[Dataset records]
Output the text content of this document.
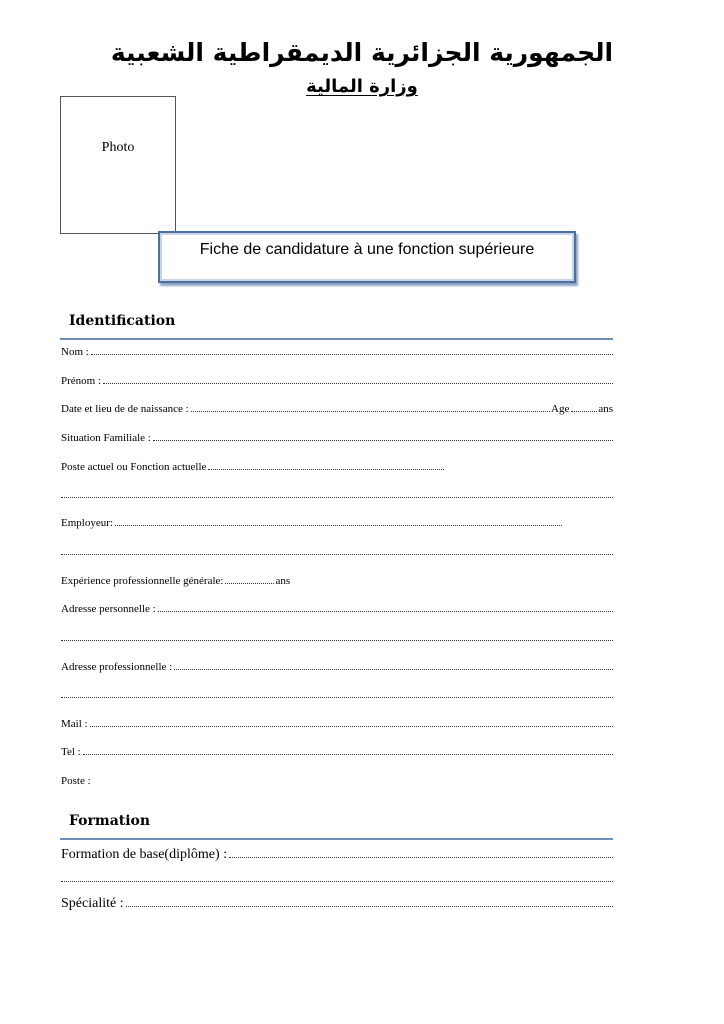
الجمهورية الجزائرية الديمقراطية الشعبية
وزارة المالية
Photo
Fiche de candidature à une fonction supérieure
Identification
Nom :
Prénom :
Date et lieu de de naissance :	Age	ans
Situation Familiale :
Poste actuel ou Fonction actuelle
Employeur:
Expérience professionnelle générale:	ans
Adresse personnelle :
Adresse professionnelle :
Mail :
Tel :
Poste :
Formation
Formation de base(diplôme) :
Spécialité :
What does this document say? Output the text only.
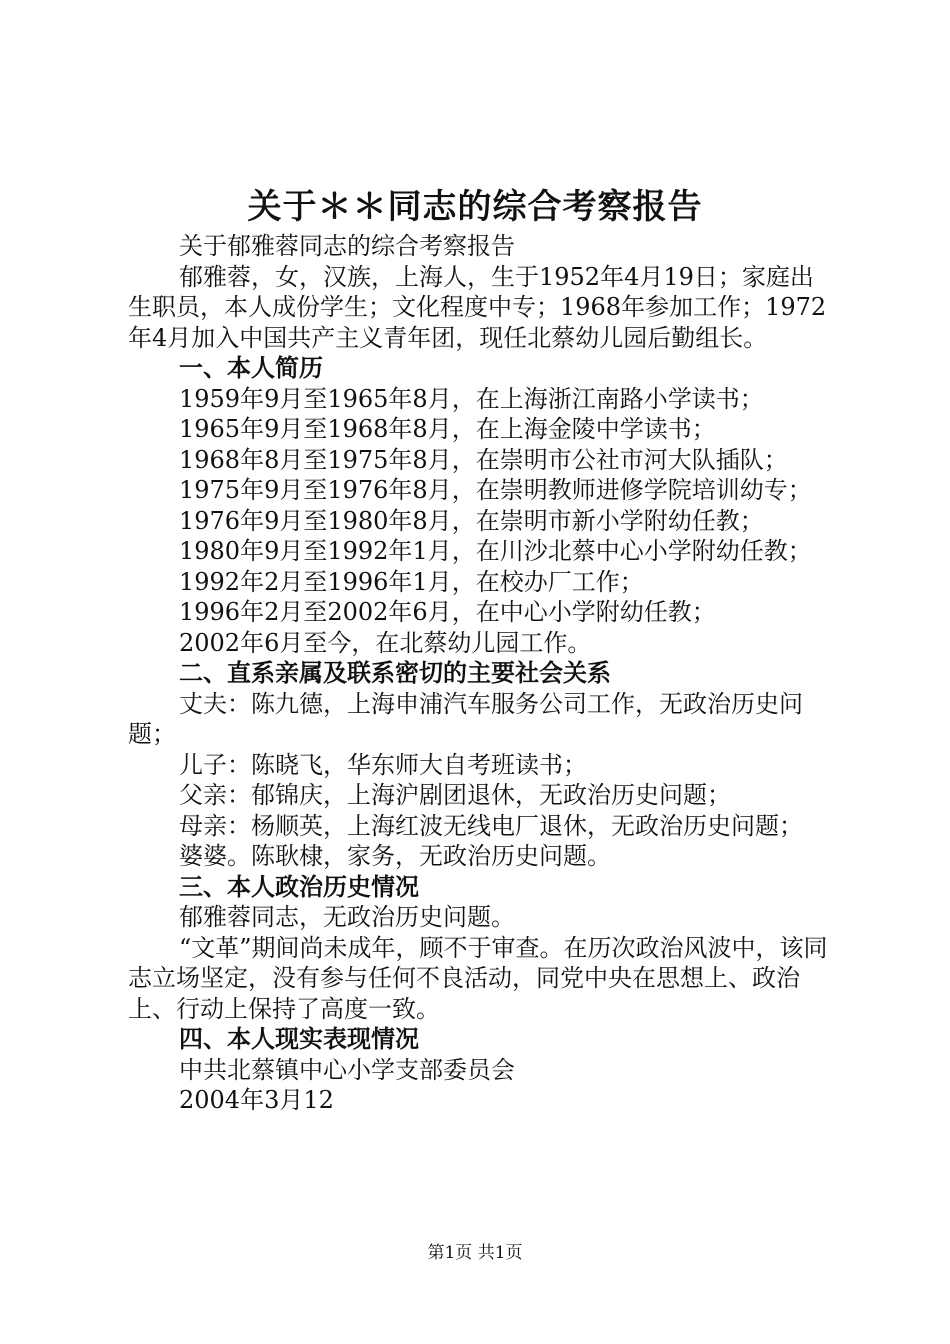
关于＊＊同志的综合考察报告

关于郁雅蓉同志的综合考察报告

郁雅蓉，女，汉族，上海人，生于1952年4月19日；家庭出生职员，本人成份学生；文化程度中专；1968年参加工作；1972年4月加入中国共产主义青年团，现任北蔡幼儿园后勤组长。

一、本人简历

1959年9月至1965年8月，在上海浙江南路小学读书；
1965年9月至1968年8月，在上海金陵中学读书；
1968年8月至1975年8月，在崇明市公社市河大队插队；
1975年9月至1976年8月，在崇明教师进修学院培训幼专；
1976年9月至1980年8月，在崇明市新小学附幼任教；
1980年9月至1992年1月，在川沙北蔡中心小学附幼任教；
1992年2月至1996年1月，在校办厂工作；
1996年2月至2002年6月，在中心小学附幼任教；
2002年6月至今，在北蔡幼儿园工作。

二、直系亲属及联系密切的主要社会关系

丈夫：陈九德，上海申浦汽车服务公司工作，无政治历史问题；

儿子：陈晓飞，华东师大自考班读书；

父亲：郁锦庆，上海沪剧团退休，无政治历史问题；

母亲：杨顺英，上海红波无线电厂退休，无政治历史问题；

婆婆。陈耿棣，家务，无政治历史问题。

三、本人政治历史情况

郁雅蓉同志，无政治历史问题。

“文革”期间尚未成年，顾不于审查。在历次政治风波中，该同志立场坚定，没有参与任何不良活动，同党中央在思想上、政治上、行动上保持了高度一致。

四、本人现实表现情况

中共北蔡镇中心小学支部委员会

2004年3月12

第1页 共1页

*Work to be completed:*
Check each line of the records for "Adresse" and copy the ones that contain it.

*Answer to the problem:*
Adresse personnelle :
Adresse professionnelle :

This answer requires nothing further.